* START EXERCISE MATERIAL *

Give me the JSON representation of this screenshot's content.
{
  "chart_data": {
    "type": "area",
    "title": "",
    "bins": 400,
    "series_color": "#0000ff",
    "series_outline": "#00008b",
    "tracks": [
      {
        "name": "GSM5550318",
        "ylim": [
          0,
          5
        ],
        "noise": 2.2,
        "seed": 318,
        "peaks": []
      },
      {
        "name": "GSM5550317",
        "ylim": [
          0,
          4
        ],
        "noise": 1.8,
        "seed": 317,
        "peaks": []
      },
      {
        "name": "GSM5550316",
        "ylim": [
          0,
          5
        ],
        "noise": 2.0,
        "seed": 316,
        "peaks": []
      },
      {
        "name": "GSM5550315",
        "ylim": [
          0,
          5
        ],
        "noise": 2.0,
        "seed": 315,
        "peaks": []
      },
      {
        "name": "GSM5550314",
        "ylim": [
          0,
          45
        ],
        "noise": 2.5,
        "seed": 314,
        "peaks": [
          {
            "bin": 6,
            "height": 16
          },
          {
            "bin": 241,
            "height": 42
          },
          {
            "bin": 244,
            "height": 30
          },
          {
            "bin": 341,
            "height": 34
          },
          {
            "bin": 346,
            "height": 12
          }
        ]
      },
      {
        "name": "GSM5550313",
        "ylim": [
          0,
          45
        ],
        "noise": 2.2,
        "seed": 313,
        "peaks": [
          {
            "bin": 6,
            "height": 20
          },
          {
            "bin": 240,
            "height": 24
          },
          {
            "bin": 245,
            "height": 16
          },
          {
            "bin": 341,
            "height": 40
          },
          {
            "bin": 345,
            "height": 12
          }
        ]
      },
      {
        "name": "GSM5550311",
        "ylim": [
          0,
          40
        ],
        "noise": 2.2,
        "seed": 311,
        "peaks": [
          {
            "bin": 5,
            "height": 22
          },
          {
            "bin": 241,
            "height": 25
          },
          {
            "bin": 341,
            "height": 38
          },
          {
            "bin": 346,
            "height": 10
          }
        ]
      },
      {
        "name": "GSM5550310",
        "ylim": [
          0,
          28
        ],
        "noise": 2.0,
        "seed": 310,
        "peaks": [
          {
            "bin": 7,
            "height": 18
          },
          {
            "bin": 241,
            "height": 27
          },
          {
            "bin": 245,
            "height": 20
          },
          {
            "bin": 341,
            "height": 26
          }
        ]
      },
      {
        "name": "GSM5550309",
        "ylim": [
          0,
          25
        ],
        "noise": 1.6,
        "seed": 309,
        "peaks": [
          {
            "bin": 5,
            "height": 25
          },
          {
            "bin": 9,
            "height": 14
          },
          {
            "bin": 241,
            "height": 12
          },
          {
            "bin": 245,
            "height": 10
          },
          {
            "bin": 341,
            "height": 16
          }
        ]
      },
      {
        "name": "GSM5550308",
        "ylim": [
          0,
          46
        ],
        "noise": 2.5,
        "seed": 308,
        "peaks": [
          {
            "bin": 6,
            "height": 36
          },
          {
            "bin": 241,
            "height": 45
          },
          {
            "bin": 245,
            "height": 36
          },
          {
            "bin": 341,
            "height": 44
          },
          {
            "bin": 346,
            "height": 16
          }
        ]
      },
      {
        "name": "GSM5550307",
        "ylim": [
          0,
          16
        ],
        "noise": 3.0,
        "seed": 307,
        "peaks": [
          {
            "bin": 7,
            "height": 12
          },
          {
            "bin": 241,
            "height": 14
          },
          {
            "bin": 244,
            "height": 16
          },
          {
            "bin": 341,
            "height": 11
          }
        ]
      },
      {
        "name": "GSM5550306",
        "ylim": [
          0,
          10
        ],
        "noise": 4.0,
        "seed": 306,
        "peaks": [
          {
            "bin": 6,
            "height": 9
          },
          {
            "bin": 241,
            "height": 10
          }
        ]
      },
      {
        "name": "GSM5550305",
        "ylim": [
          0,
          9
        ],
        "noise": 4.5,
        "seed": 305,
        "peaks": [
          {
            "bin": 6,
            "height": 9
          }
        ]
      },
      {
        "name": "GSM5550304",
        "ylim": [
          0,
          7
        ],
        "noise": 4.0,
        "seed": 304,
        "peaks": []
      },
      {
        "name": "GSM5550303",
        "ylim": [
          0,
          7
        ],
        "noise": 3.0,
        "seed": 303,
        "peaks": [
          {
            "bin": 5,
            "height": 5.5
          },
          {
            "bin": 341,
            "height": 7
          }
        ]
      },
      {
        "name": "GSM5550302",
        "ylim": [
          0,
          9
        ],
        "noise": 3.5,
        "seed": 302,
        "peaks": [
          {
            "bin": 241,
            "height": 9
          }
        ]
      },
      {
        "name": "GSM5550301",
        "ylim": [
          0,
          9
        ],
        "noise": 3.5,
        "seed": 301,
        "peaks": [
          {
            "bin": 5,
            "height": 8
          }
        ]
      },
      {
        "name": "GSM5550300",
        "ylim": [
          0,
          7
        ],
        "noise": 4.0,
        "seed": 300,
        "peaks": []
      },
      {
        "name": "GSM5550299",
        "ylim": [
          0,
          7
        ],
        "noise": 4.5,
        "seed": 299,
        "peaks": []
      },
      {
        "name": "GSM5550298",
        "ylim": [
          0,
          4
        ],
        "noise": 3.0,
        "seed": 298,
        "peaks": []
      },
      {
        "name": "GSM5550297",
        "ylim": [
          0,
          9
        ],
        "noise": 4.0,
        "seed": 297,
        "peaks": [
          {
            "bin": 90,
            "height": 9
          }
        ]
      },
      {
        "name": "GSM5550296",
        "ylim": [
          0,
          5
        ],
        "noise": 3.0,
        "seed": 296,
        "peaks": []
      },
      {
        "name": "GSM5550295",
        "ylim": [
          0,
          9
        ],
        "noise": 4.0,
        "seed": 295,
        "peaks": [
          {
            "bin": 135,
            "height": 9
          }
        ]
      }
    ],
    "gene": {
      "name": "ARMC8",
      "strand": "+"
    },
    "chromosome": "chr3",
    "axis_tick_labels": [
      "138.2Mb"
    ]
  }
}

* END EXERCISE MATERIAL *

Transcribe all of the material exactly. Omit nothing.

Give me the JSON representation of this screenshot's content.
{
  "chart_data": {
    "type": "area",
    "title": "",
    "bins": 400,
    "series_color": "#0000ff",
    "series_outline": "#00008b",
    "tracks": [
      {
        "name": "GSM5550318",
        "ylim": [
          0,
          5
        ],
        "noise": 2.2,
        "seed": 318,
        "peaks": []
      },
      {
        "name": "GSM5550317",
        "ylim": [
          0,
          4
        ],
        "noise": 1.8,
        "seed": 317,
        "peaks": []
      },
      {
        "name": "GSM5550316",
        "ylim": [
          0,
          5
        ],
        "noise": 2.0,
        "seed": 316,
        "peaks": []
      },
      {
        "name": "GSM5550315",
        "ylim": [
          0,
          5
        ],
        "noise": 2.0,
        "seed": 315,
        "peaks": []
      },
      {
        "name": "GSM5550314",
        "ylim": [
          0,
          45
        ],
        "noise": 2.5,
        "seed": 314,
        "peaks": [
          {
            "bin": 6,
            "height": 16
          },
          {
            "bin": 241,
            "height": 42
          },
          {
            "bin": 244,
            "height": 30
          },
          {
            "bin": 341,
            "height": 34
          },
          {
            "bin": 346,
            "height": 12
          }
        ]
      },
      {
        "name": "GSM5550313",
        "ylim": [
          0,
          45
        ],
        "noise": 2.2,
        "seed": 313,
        "peaks": [
          {
            "bin": 6,
            "height": 20
          },
          {
            "bin": 240,
            "height": 24
          },
          {
            "bin": 245,
            "height": 16
          },
          {
            "bin": 341,
            "height": 40
          },
          {
            "bin": 345,
            "height": 12
          }
        ]
      },
      {
        "name": "GSM5550311",
        "ylim": [
          0,
          40
        ],
        "noise": 2.2,
        "seed": 311,
        "peaks": [
          {
            "bin": 5,
            "height": 22
          },
          {
            "bin": 241,
            "height": 25
          },
          {
            "bin": 341,
            "height": 38
          },
          {
            "bin": 346,
            "height": 10
          }
        ]
      },
      {
        "name": "GSM5550310",
        "ylim": [
          0,
          28
        ],
        "noise": 2.0,
        "seed": 310,
        "peaks": [
          {
            "bin": 7,
            "height": 18
          },
          {
            "bin": 241,
            "height": 27
          },
          {
            "bin": 245,
            "height": 20
          },
          {
            "bin": 341,
            "height": 26
          }
        ]
      },
      {
        "name": "GSM5550309",
        "ylim": [
          0,
          25
        ],
        "noise": 1.6,
        "seed": 309,
        "peaks": [
          {
            "bin": 5,
            "height": 25
          },
          {
            "bin": 9,
            "height": 14
          },
          {
            "bin": 241,
            "height": 12
          },
          {
            "bin": 245,
            "height": 10
          },
          {
            "bin": 341,
            "height": 16
          }
        ]
      },
      {
        "name": "GSM5550308",
        "ylim": [
          0,
          46
        ],
        "noise": 2.5,
        "seed": 308,
        "peaks": [
          {
            "bin": 6,
            "height": 36
          },
          {
            "bin": 241,
            "height": 45
          },
          {
            "bin": 245,
            "height": 36
          },
          {
            "bin": 341,
            "height": 44
          },
          {
            "bin": 346,
            "height": 16
          }
        ]
      },
      {
        "name": "GSM5550307",
        "ylim": [
          0,
          16
        ],
        "noise": 3.0,
        "seed": 307,
        "peaks": [
          {
            "bin": 7,
            "height": 12
          },
          {
            "bin": 241,
            "height": 14
          },
          {
            "bin": 244,
            "height": 16
          },
          {
            "bin": 341,
            "height": 11
          }
        ]
      },
      {
        "name": "GSM5550306",
        "ylim": [
          0,
          10
        ],
        "noise": 4.0,
        "seed": 306,
        "peaks": [
          {
            "bin": 6,
            "height": 9
          },
          {
            "bin": 241,
            "height": 10
          }
        ]
      },
      {
        "name": "GSM5550305",
        "ylim": [
          0,
          9
        ],
        "noise": 4.5,
        "seed": 305,
        "peaks": [
          {
            "bin": 6,
            "height": 9
          }
        ]
      },
      {
        "name": "GSM5550304",
        "ylim": [
          0,
          7
        ],
        "noise": 4.0,
        "seed": 304,
        "peaks": []
      },
      {
        "name": "GSM5550303",
        "ylim": [
          0,
          7
        ],
        "noise": 3.0,
        "seed": 303,
        "peaks": [
          {
            "bin": 5,
            "height": 5.5
          },
          {
            "bin": 341,
            "height": 7
          }
        ]
      },
      {
        "name": "GSM5550302",
        "ylim": [
          0,
          9
        ],
        "noise": 3.5,
        "seed": 302,
        "peaks": [
          {
            "bin": 241,
            "height": 9
          }
        ]
      },
      {
        "name": "GSM5550301",
        "ylim": [
          0,
          9
        ],
        "noise": 3.5,
        "seed": 301,
        "peaks": [
          {
            "bin": 5,
            "height": 8
          }
        ]
      },
      {
        "name": "GSM5550300",
        "ylim": [
          0,
          7
        ],
        "noise": 4.0,
        "seed": 300,
        "peaks": []
      },
      {
        "name": "GSM5550299",
        "ylim": [
          0,
          7
        ],
        "noise": 4.5,
        "seed": 299,
        "peaks": []
      },
      {
        "name": "GSM5550298",
        "ylim": [
          0,
          4
        ],
        "noise": 3.0,
        "seed": 298,
        "peaks": []
      },
      {
        "name": "GSM5550297",
        "ylim": [
          0,
          9
        ],
        "noise": 4.0,
        "seed": 297,
        "peaks": [
          {
            "bin": 90,
            "height": 9
          }
        ]
      },
      {
        "name": "GSM5550296",
        "ylim": [
          0,
          5
        ],
        "noise": 3.0,
        "seed": 296,
        "peaks": []
      },
      {
        "name": "GSM5550295",
        "ylim": [
          0,
          9
        ],
        "noise": 4.0,
        "seed": 295,
        "peaks": [
          {
            "bin": 135,
            "height": 9
          }
        ]
      }
    ],
    "gene": {
      "name": "ARMC8",
      "strand": "+"
    },
    "chromosome": "chr3",
    "axis_tick_labels": [
      "138.2Mb"
    ]
  }
}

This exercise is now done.